*Records:*
···

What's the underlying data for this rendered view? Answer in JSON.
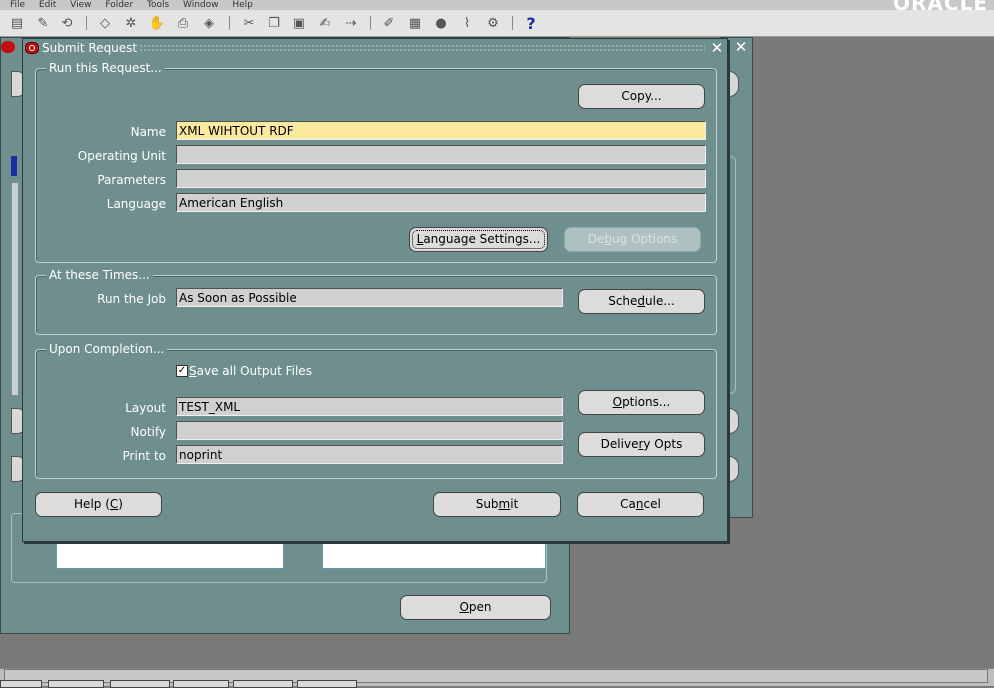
{
  "app": {
    "brand": "ORACLE"
  },
  "menu": [
    "File",
    "Edit",
    "View",
    "Folder",
    "Tools",
    "Window",
    "Help"
  ],
  "toolbar": {
    "icons": [
      "new-icon",
      "open-icon",
      "save-icon",
      "print-icon",
      "clear-icon",
      "delete-icon",
      "find-icon",
      "cut-icon",
      "copy-icon",
      "paste-icon",
      "edit-icon",
      "translate-icon",
      "zoom-icon",
      "attachment-icon",
      "folder-icon",
      "help-icon"
    ],
    "help_glyph": "?"
  },
  "dialog": {
    "title": "Submit Request",
    "run_group": {
      "title": "Run this Request...",
      "copy_button": "Copy...",
      "name_label": "Name",
      "name_value": "XML WIHTOUT RDF",
      "operating_unit_label": "Operating Unit",
      "operating_unit_value": "",
      "parameters_label": "Parameters",
      "parameters_value": "",
      "language_label": "Language",
      "language_value": "American English",
      "language_settings_button": {
        "pre": "",
        "mn": "L",
        "post": "anguage Settings..."
      },
      "debug_options_button": {
        "pre": "De",
        "mn": "b",
        "post": "ug Options"
      }
    },
    "times_group": {
      "title": "At these Times...",
      "run_job_label": "Run the Job",
      "run_job_value": "As Soon as Possible",
      "schedule_button": {
        "pre": "Sche",
        "mn": "d",
        "post": "ule..."
      }
    },
    "completion_group": {
      "title": "Upon Completion...",
      "save_output": {
        "checked": true,
        "pre": "",
        "mn": "S",
        "post": "ave all Output Files"
      },
      "layout_label": "Layout",
      "layout_value": "TEST_XML",
      "notify_label": "Notify",
      "notify_value": "",
      "print_to_label": "Print to",
      "print_to_value": "noprint",
      "options_button": {
        "pre": "",
        "mn": "O",
        "post": "ptions..."
      },
      "delivery_button": {
        "pre": "Delive",
        "mn": "r",
        "post": "y Opts"
      }
    },
    "help_button": {
      "pre": "Help (",
      "mn": "C",
      "post": ")"
    },
    "submit_button": {
      "pre": "Sub",
      "mn": "m",
      "post": "it"
    },
    "cancel_button": {
      "pre": "Ca",
      "mn": "n",
      "post": "cel"
    }
  },
  "navigator": {
    "open_button": {
      "pre": "",
      "mn": "O",
      "post": "pen"
    }
  },
  "colors": {
    "window_bg": "#6f8f8f",
    "desktop": "#7a7a7a",
    "active_field": "#fce9a0"
  }
}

···

*Direction:* Find the word "post" in the data and copy out each line where it turns up.

*Exercise result:*
        "post": "anguage Settings..."
        "post": "ug Options"
        "post": "ule..."
        "post": "ave all Output Files"
        "post": "ptions..."
        "post": "y Opts"
      "post": ")"
      "post": "it"
      "post": "cel"
      "post": "pen"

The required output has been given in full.